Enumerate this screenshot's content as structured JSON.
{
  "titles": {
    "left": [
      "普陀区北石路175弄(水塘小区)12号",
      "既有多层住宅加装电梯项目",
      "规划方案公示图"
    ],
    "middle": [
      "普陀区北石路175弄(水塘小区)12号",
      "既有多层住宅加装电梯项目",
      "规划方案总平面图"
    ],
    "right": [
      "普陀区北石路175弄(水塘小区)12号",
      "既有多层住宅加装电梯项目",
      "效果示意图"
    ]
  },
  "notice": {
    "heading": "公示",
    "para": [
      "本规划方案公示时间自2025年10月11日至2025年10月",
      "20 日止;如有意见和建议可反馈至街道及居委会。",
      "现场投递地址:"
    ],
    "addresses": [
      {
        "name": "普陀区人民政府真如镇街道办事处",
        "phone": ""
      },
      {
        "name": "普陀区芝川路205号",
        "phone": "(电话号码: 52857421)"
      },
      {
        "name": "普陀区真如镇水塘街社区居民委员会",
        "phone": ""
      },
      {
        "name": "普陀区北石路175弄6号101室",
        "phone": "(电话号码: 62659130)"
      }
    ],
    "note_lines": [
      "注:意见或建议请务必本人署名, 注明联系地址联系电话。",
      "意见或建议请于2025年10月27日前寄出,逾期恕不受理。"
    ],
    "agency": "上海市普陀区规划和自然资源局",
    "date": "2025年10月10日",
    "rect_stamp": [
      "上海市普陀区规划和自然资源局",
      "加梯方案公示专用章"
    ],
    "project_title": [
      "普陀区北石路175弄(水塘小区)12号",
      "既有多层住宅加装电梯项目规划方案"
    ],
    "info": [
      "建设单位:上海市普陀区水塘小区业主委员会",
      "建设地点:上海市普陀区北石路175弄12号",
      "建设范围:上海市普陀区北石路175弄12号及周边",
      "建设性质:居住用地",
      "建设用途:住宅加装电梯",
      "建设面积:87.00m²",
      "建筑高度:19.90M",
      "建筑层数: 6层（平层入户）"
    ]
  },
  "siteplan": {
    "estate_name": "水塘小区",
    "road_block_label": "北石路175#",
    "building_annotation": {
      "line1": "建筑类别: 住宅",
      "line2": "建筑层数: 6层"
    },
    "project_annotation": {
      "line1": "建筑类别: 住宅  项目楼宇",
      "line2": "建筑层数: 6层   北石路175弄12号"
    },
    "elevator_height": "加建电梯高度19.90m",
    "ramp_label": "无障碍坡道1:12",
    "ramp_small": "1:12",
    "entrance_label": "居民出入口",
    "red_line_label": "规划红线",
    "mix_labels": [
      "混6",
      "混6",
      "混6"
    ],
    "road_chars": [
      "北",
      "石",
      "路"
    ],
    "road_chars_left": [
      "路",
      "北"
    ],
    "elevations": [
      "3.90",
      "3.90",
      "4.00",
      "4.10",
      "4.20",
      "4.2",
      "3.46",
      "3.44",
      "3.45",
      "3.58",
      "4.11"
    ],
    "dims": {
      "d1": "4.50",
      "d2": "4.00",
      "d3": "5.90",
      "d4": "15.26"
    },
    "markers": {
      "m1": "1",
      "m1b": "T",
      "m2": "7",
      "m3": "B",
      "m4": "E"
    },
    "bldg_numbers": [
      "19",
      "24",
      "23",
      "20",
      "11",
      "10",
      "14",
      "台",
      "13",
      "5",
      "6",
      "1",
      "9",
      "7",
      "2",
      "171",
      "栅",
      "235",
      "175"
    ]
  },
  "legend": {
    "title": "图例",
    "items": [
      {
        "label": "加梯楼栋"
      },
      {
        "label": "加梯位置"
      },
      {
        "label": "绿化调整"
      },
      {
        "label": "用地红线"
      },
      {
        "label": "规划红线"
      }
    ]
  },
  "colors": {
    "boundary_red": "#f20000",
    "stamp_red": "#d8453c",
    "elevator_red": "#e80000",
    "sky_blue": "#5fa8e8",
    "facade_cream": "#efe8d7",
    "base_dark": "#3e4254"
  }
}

INSTRUCTION: For the material, find the number of lines holding the word "建筑层数" and give that figure and nothing more.

ANSWER IN FULL: 3